◆ GIVEN DATA:
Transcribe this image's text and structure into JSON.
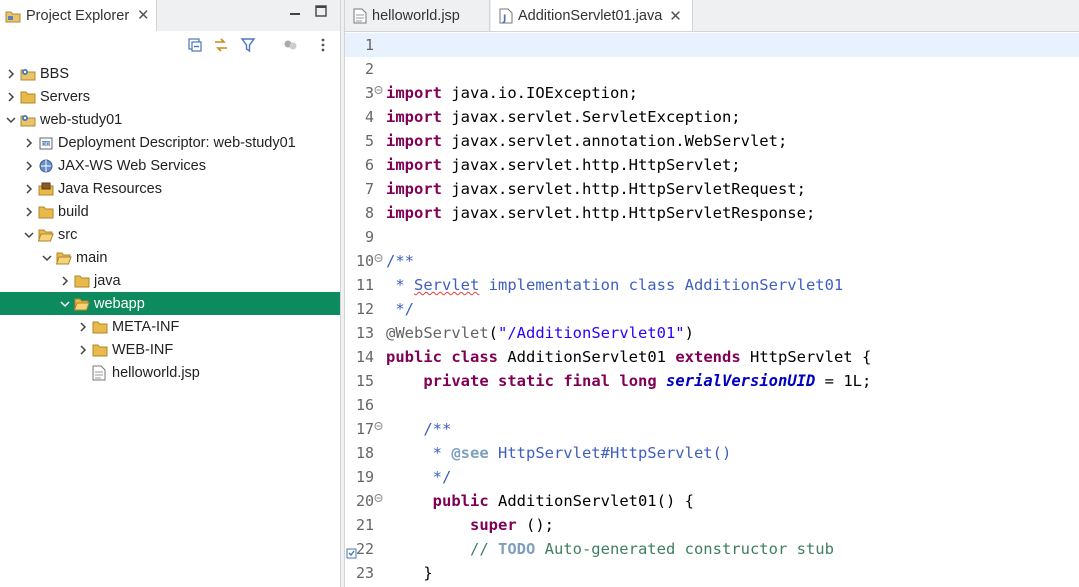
{
  "explorer": {
    "tab_title": "Project Explorer",
    "close_glyph": "✕",
    "minimize_glyph": "▭",
    "maximize_glyph": "▢",
    "toolbar_icons": [
      "collapse-all-icon",
      "link-with-editor-icon",
      "filter-icon",
      "focus-icon",
      "view-menu-icon"
    ],
    "tree": [
      {
        "label": "BBS",
        "depth": 0,
        "expanded": false,
        "icon": "project-icon"
      },
      {
        "label": "Servers",
        "depth": 0,
        "expanded": false,
        "icon": "folder-icon"
      },
      {
        "label": "web-study01",
        "depth": 0,
        "expanded": true,
        "icon": "project-icon"
      },
      {
        "label": "Deployment Descriptor: web-study01",
        "depth": 1,
        "expanded": false,
        "icon": "deployment-descriptor-icon"
      },
      {
        "label": "JAX-WS Web Services",
        "depth": 1,
        "expanded": false,
        "icon": "web-services-icon"
      },
      {
        "label": "Java Resources",
        "depth": 1,
        "expanded": false,
        "icon": "java-resources-icon"
      },
      {
        "label": "build",
        "depth": 1,
        "expanded": false,
        "icon": "folder-icon"
      },
      {
        "label": "src",
        "depth": 1,
        "expanded": true,
        "icon": "folder-open-icon"
      },
      {
        "label": "main",
        "depth": 2,
        "expanded": true,
        "icon": "folder-open-icon"
      },
      {
        "label": "java",
        "depth": 3,
        "expanded": false,
        "icon": "folder-icon"
      },
      {
        "label": "webapp",
        "depth": 3,
        "expanded": true,
        "icon": "folder-open-icon",
        "selected": true
      },
      {
        "label": "META-INF",
        "depth": 4,
        "expanded": false,
        "icon": "folder-icon"
      },
      {
        "label": "WEB-INF",
        "depth": 4,
        "expanded": false,
        "icon": "folder-icon"
      },
      {
        "label": "helloworld.jsp",
        "depth": 4,
        "leaf": true,
        "icon": "jsp-file-icon"
      }
    ]
  },
  "editor": {
    "tabs": [
      {
        "label": "helloworld.jsp",
        "active": false,
        "icon": "jsp-file-icon"
      },
      {
        "label": "AdditionServlet01.java",
        "active": true,
        "icon": "java-file-icon"
      }
    ],
    "close_glyph": "✕",
    "lines": [
      {
        "n": "1",
        "current": true,
        "tokens": []
      },
      {
        "n": "2",
        "tokens": []
      },
      {
        "n": "3",
        "fold": true,
        "tokens": [
          [
            "kw",
            "import"
          ],
          [
            "",
            "java.io.IOException;"
          ]
        ]
      },
      {
        "n": "4",
        "tokens": [
          [
            "kw",
            "import"
          ],
          [
            "",
            "javax.servlet.ServletException;"
          ]
        ]
      },
      {
        "n": "5",
        "tokens": [
          [
            "kw",
            "import"
          ],
          [
            "",
            "javax.servlet.annotation.WebServlet;"
          ]
        ]
      },
      {
        "n": "6",
        "tokens": [
          [
            "kw",
            "import"
          ],
          [
            "",
            "javax.servlet.http.HttpServlet;"
          ]
        ]
      },
      {
        "n": "7",
        "tokens": [
          [
            "kw",
            "import"
          ],
          [
            "",
            "javax.servlet.http.HttpServletRequest;"
          ]
        ]
      },
      {
        "n": "8",
        "tokens": [
          [
            "kw",
            "import"
          ],
          [
            "",
            "javax.servlet.http.HttpServletResponse;"
          ]
        ]
      },
      {
        "n": "9",
        "tokens": []
      },
      {
        "n": "10",
        "fold": true,
        "tokens": [
          [
            "cm",
            "/**"
          ]
        ]
      },
      {
        "n": "11",
        "tokens": [
          [
            "cm",
            " * "
          ],
          [
            "cm squig",
            "Servlet"
          ],
          [
            "cm",
            " implementation class AdditionServlet01"
          ]
        ]
      },
      {
        "n": "12",
        "tokens": [
          [
            "cm",
            " */"
          ]
        ]
      },
      {
        "n": "13",
        "tokens": [
          [
            "ann",
            "@WebServlet"
          ],
          [
            "",
            "("
          ],
          [
            "str",
            "\"/AdditionServlet01\""
          ],
          [
            "",
            ")"
          ]
        ]
      },
      {
        "n": "14",
        "tokens": [
          [
            "kw",
            "public"
          ],
          [
            "",
            " "
          ],
          [
            "kw",
            "class"
          ],
          [
            "",
            " AdditionServlet01 "
          ],
          [
            "kw",
            "extends"
          ],
          [
            "",
            " HttpServlet {"
          ]
        ]
      },
      {
        "n": "15",
        "tokens": [
          [
            "",
            "    "
          ],
          [
            "kw",
            "private"
          ],
          [
            "",
            " "
          ],
          [
            "kw",
            "static"
          ],
          [
            "",
            " "
          ],
          [
            "kw",
            "final"
          ],
          [
            "",
            " "
          ],
          [
            "kw",
            "long"
          ],
          [
            "",
            " "
          ],
          [
            "fld",
            "serialVersionUID"
          ],
          [
            "",
            " = 1L;"
          ]
        ]
      },
      {
        "n": "16",
        "tokens": []
      },
      {
        "n": "17",
        "fold": true,
        "tokens": [
          [
            "cm",
            "    /**"
          ]
        ]
      },
      {
        "n": "18",
        "tokens": [
          [
            "cm",
            "     * "
          ],
          [
            "cmtag",
            "@see"
          ],
          [
            "cm",
            " HttpServlet#HttpServlet()"
          ]
        ]
      },
      {
        "n": "19",
        "tokens": [
          [
            "cm",
            "     */"
          ]
        ]
      },
      {
        "n": "20",
        "fold": true,
        "tokens": [
          [
            "",
            "     "
          ],
          [
            "kw",
            "public"
          ],
          [
            "",
            " AdditionServlet01() {"
          ]
        ]
      },
      {
        "n": "21",
        "tokens": [
          [
            "",
            "         "
          ],
          [
            "kw",
            "super"
          ],
          [
            "",
            "();"
          ]
        ]
      },
      {
        "n": "22",
        "task": true,
        "tokens": [
          [
            "lc",
            "         // "
          ],
          [
            "todo",
            "TODO"
          ],
          [
            "lc",
            " Auto-generated constructor stub"
          ]
        ]
      },
      {
        "n": "23",
        "tokens": [
          [
            "",
            "    }"
          ]
        ]
      }
    ]
  },
  "colors": {
    "selection": "#0e8a5f",
    "keyword": "#7f0055",
    "javadoc": "#3f5fbf",
    "string": "#2a00ff",
    "line_comment": "#3f7f5f",
    "field": "#0000c0",
    "current_line": "#e8f2fe"
  }
}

◆ THE REQUEST: Print out the whole of the material word for word, without pictures.

◆ FULL RESPONSE:
Transcribe this image's text and structure into JSON.
{
  "explorer": {
    "tab_title": "Project Explorer",
    "close_glyph": "✕",
    "minimize_glyph": "▭",
    "maximize_glyph": "▢",
    "toolbar_icons": [
      "collapse-all-icon",
      "link-with-editor-icon",
      "filter-icon",
      "focus-icon",
      "view-menu-icon"
    ],
    "tree": [
      {
        "label": "BBS",
        "depth": 0,
        "expanded": false,
        "icon": "project-icon"
      },
      {
        "label": "Servers",
        "depth": 0,
        "expanded": false,
        "icon": "folder-icon"
      },
      {
        "label": "web-study01",
        "depth": 0,
        "expanded": true,
        "icon": "project-icon"
      },
      {
        "label": "Deployment Descriptor: web-study01",
        "depth": 1,
        "expanded": false,
        "icon": "deployment-descriptor-icon"
      },
      {
        "label": "JAX-WS Web Services",
        "depth": 1,
        "expanded": false,
        "icon": "web-services-icon"
      },
      {
        "label": "Java Resources",
        "depth": 1,
        "expanded": false,
        "icon": "java-resources-icon"
      },
      {
        "label": "build",
        "depth": 1,
        "expanded": false,
        "icon": "folder-icon"
      },
      {
        "label": "src",
        "depth": 1,
        "expanded": true,
        "icon": "folder-open-icon"
      },
      {
        "label": "main",
        "depth": 2,
        "expanded": true,
        "icon": "folder-open-icon"
      },
      {
        "label": "java",
        "depth": 3,
        "expanded": false,
        "icon": "folder-icon"
      },
      {
        "label": "webapp",
        "depth": 3,
        "expanded": true,
        "icon": "folder-open-icon",
        "selected": true
      },
      {
        "label": "META-INF",
        "depth": 4,
        "expanded": false,
        "icon": "folder-icon"
      },
      {
        "label": "WEB-INF",
        "depth": 4,
        "expanded": false,
        "icon": "folder-icon"
      },
      {
        "label": "helloworld.jsp",
        "depth": 4,
        "leaf": true,
        "icon": "jsp-file-icon"
      }
    ]
  },
  "editor": {
    "tabs": [
      {
        "label": "helloworld.jsp",
        "active": false,
        "icon": "jsp-file-icon"
      },
      {
        "label": "AdditionServlet01.java",
        "active": true,
        "icon": "java-file-icon"
      }
    ],
    "close_glyph": "✕",
    "lines": [
      {
        "n": "1",
        "current": true,
        "tokens": []
      },
      {
        "n": "2",
        "tokens": []
      },
      {
        "n": "3",
        "fold": true,
        "tokens": [
          [
            "kw",
            "import"
          ],
          [
            "",
            "java.io.IOException;"
          ]
        ]
      },
      {
        "n": "4",
        "tokens": [
          [
            "kw",
            "import"
          ],
          [
            "",
            "javax.servlet.ServletException;"
          ]
        ]
      },
      {
        "n": "5",
        "tokens": [
          [
            "kw",
            "import"
          ],
          [
            "",
            "javax.servlet.annotation.WebServlet;"
          ]
        ]
      },
      {
        "n": "6",
        "tokens": [
          [
            "kw",
            "import"
          ],
          [
            "",
            "javax.servlet.http.HttpServlet;"
          ]
        ]
      },
      {
        "n": "7",
        "tokens": [
          [
            "kw",
            "import"
          ],
          [
            "",
            "javax.servlet.http.HttpServletRequest;"
          ]
        ]
      },
      {
        "n": "8",
        "tokens": [
          [
            "kw",
            "import"
          ],
          [
            "",
            "javax.servlet.http.HttpServletResponse;"
          ]
        ]
      },
      {
        "n": "9",
        "tokens": []
      },
      {
        "n": "10",
        "fold": true,
        "tokens": [
          [
            "cm",
            "/**"
          ]
        ]
      },
      {
        "n": "11",
        "tokens": [
          [
            "cm",
            " * "
          ],
          [
            "cm squig",
            "Servlet"
          ],
          [
            "cm",
            " implementation class AdditionServlet01"
          ]
        ]
      },
      {
        "n": "12",
        "tokens": [
          [
            "cm",
            " */"
          ]
        ]
      },
      {
        "n": "13",
        "tokens": [
          [
            "ann",
            "@WebServlet"
          ],
          [
            "",
            "("
          ],
          [
            "str",
            "\"/AdditionServlet01\""
          ],
          [
            "",
            ")"
          ]
        ]
      },
      {
        "n": "14",
        "tokens": [
          [
            "kw",
            "public"
          ],
          [
            "",
            " "
          ],
          [
            "kw",
            "class"
          ],
          [
            "",
            " AdditionServlet01 "
          ],
          [
            "kw",
            "extends"
          ],
          [
            "",
            " HttpServlet {"
          ]
        ]
      },
      {
        "n": "15",
        "tokens": [
          [
            "",
            "    "
          ],
          [
            "kw",
            "private"
          ],
          [
            "",
            " "
          ],
          [
            "kw",
            "static"
          ],
          [
            "",
            " "
          ],
          [
            "kw",
            "final"
          ],
          [
            "",
            " "
          ],
          [
            "kw",
            "long"
          ],
          [
            "",
            " "
          ],
          [
            "fld",
            "serialVersionUID"
          ],
          [
            "",
            " = 1L;"
          ]
        ]
      },
      {
        "n": "16",
        "tokens": []
      },
      {
        "n": "17",
        "fold": true,
        "tokens": [
          [
            "cm",
            "    /**"
          ]
        ]
      },
      {
        "n": "18",
        "tokens": [
          [
            "cm",
            "     * "
          ],
          [
            "cmtag",
            "@see"
          ],
          [
            "cm",
            " HttpServlet#HttpServlet()"
          ]
        ]
      },
      {
        "n": "19",
        "tokens": [
          [
            "cm",
            "     */"
          ]
        ]
      },
      {
        "n": "20",
        "fold": true,
        "tokens": [
          [
            "",
            "     "
          ],
          [
            "kw",
            "public"
          ],
          [
            "",
            " AdditionServlet01() {"
          ]
        ]
      },
      {
        "n": "21",
        "tokens": [
          [
            "",
            "         "
          ],
          [
            "kw",
            "super"
          ],
          [
            "",
            "();"
          ]
        ]
      },
      {
        "n": "22",
        "task": true,
        "tokens": [
          [
            "lc",
            "         // "
          ],
          [
            "todo",
            "TODO"
          ],
          [
            "lc",
            " Auto-generated constructor stub"
          ]
        ]
      },
      {
        "n": "23",
        "tokens": [
          [
            "",
            "    }"
          ]
        ]
      }
    ]
  },
  "colors": {
    "selection": "#0e8a5f",
    "keyword": "#7f0055",
    "javadoc": "#3f5fbf",
    "string": "#2a00ff",
    "line_comment": "#3f7f5f",
    "field": "#0000c0",
    "current_line": "#e8f2fe"
  }
}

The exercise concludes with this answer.